#### Raw records ####
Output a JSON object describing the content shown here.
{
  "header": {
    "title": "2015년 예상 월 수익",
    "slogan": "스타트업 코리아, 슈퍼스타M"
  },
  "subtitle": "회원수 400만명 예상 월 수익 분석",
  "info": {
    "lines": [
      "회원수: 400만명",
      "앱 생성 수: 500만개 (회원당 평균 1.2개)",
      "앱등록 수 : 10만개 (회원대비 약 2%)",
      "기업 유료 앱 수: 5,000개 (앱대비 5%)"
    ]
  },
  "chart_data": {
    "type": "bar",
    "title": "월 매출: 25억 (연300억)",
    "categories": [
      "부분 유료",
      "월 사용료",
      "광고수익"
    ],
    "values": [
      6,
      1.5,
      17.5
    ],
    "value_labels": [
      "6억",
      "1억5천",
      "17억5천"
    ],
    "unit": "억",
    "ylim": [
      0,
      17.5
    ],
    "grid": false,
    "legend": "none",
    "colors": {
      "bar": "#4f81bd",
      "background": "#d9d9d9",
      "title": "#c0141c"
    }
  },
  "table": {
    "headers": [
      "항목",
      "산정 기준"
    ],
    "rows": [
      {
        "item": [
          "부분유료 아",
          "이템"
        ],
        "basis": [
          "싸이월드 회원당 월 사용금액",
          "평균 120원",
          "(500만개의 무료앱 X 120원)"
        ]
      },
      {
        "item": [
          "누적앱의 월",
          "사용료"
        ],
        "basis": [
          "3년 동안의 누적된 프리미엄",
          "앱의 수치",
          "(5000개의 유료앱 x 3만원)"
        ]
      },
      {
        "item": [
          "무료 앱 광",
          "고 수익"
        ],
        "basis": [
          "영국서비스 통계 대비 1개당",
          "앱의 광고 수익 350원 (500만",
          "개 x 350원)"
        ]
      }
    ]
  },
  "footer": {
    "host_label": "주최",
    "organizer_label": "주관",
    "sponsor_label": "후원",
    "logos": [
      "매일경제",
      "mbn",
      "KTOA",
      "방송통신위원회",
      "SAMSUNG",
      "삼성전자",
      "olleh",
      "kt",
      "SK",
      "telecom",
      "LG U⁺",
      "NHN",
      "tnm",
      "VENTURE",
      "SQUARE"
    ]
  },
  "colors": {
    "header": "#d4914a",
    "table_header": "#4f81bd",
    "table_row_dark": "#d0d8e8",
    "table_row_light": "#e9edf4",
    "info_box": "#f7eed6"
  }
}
####
Recite the full listing above exactly.

Output a JSON object describing the content shown here.
{
  "header": {
    "title": "2015년 예상 월 수익",
    "slogan": "스타트업 코리아, 슈퍼스타M"
  },
  "subtitle": "회원수 400만명 예상 월 수익 분석",
  "info": {
    "lines": [
      "회원수: 400만명",
      "앱 생성 수: 500만개 (회원당 평균 1.2개)",
      "앱등록 수 : 10만개 (회원대비 약 2%)",
      "기업 유료 앱 수: 5,000개 (앱대비 5%)"
    ]
  },
  "chart_data": {
    "type": "bar",
    "title": "월 매출: 25억 (연300억)",
    "categories": [
      "부분 유료",
      "월 사용료",
      "광고수익"
    ],
    "values": [
      6,
      1.5,
      17.5
    ],
    "value_labels": [
      "6억",
      "1억5천",
      "17억5천"
    ],
    "unit": "억",
    "ylim": [
      0,
      17.5
    ],
    "grid": false,
    "legend": "none",
    "colors": {
      "bar": "#4f81bd",
      "background": "#d9d9d9",
      "title": "#c0141c"
    }
  },
  "table": {
    "headers": [
      "항목",
      "산정 기준"
    ],
    "rows": [
      {
        "item": [
          "부분유료 아",
          "이템"
        ],
        "basis": [
          "싸이월드 회원당 월 사용금액",
          "평균 120원",
          "(500만개의 무료앱 X 120원)"
        ]
      },
      {
        "item": [
          "누적앱의 월",
          "사용료"
        ],
        "basis": [
          "3년 동안의 누적된 프리미엄",
          "앱의 수치",
          "(5000개의 유료앱 x 3만원)"
        ]
      },
      {
        "item": [
          "무료 앱 광",
          "고 수익"
        ],
        "basis": [
          "영국서비스 통계 대비 1개당",
          "앱의 광고 수익 350원 (500만",
          "개 x 350원)"
        ]
      }
    ]
  },
  "footer": {
    "host_label": "주최",
    "organizer_label": "주관",
    "sponsor_label": "후원",
    "logos": [
      "매일경제",
      "mbn",
      "KTOA",
      "방송통신위원회",
      "SAMSUNG",
      "삼성전자",
      "olleh",
      "kt",
      "SK",
      "telecom",
      "LG U⁺",
      "NHN",
      "tnm",
      "VENTURE",
      "SQUARE"
    ]
  },
  "colors": {
    "header": "#d4914a",
    "table_header": "#4f81bd",
    "table_row_dark": "#d0d8e8",
    "table_row_light": "#e9edf4",
    "info_box": "#f7eed6"
  }
}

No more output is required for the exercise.